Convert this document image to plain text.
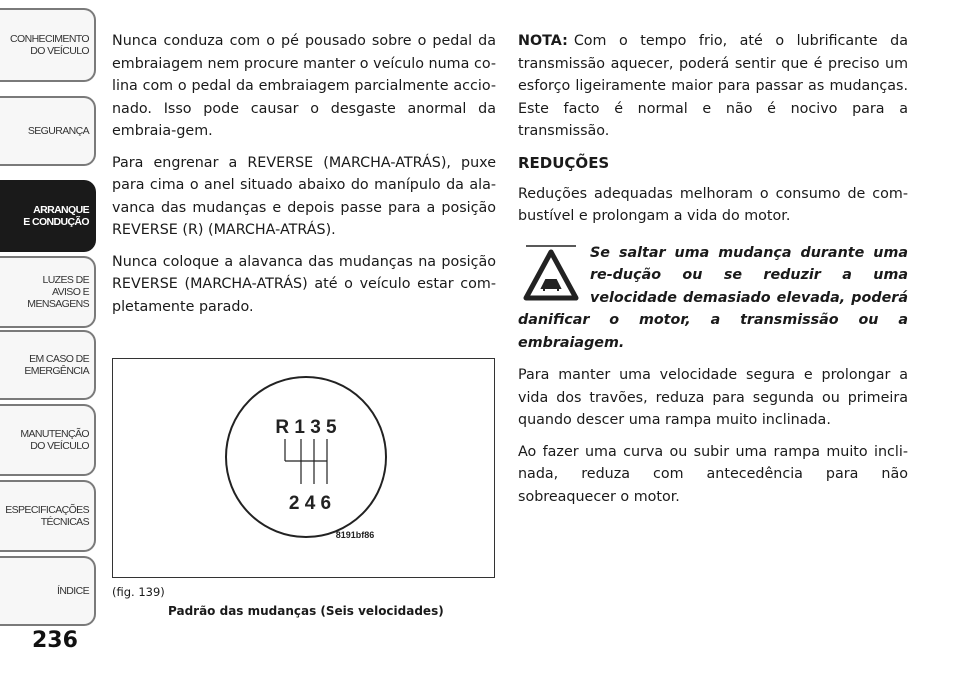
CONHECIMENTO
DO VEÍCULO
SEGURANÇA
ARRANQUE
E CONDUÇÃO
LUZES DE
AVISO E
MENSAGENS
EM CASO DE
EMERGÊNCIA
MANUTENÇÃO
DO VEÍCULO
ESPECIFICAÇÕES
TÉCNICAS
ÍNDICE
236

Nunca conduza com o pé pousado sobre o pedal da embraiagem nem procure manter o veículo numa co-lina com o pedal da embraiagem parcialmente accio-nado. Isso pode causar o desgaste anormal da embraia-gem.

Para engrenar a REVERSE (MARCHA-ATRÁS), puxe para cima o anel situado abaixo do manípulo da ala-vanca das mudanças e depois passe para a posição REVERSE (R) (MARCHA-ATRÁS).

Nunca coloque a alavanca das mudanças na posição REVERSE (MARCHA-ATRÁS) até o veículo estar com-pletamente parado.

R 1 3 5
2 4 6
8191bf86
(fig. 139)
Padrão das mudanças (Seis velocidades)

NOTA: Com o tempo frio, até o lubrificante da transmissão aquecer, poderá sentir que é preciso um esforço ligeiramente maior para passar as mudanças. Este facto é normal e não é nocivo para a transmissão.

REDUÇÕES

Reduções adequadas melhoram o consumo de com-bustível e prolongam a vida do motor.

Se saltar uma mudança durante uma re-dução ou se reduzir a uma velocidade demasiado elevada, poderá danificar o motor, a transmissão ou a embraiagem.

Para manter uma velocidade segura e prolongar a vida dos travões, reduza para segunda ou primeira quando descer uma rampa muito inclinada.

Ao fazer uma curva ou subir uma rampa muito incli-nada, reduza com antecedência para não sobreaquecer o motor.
━━━━━━━━━━
## Required task
Your task is to copy the entries in full and exactly, without any images.

## Response to this exercise
Convert this document image to plain text.
CONHECIMENTO
DO VEÍCULO
SEGURANÇA
ARRANQUE
E CONDUÇÃO
LUZES DE
AVISO E
MENSAGENS
EM CASO DE
EMERGÊNCIA
MANUTENÇÃO
DO VEÍCULO
ESPECIFICAÇÕES
TÉCNICAS
ÍNDICE
236

Nunca conduza com o pé pousado sobre o pedal da embraiagem nem procure manter o veículo numa co-lina com o pedal da embraiagem parcialmente accio-nado. Isso pode causar o desgaste anormal da embraia-gem.

Para engrenar a REVERSE (MARCHA-ATRÁS), puxe para cima o anel situado abaixo do manípulo da ala-vanca das mudanças e depois passe para a posição REVERSE (R) (MARCHA-ATRÁS).

Nunca coloque a alavanca das mudanças na posição REVERSE (MARCHA-ATRÁS) até o veículo estar com-pletamente parado.

R 1 3 5
2 4 6
8191bf86
(fig. 139)
Padrão das mudanças (Seis velocidades)

NOTA: Com o tempo frio, até o lubrificante da transmissão aquecer, poderá sentir que é preciso um esforço ligeiramente maior para passar as mudanças. Este facto é normal e não é nocivo para a transmissão.

REDUÇÕES

Reduções adequadas melhoram o consumo de com-bustível e prolongam a vida do motor.

Se saltar uma mudança durante uma re-dução ou se reduzir a uma velocidade demasiado elevada, poderá danificar o motor, a transmissão ou a embraiagem.

Para manter uma velocidade segura e prolongar a vida dos travões, reduza para segunda ou primeira quando descer uma rampa muito inclinada.

Ao fazer uma curva ou subir uma rampa muito incli-nada, reduza com antecedência para não sobreaquecer o motor.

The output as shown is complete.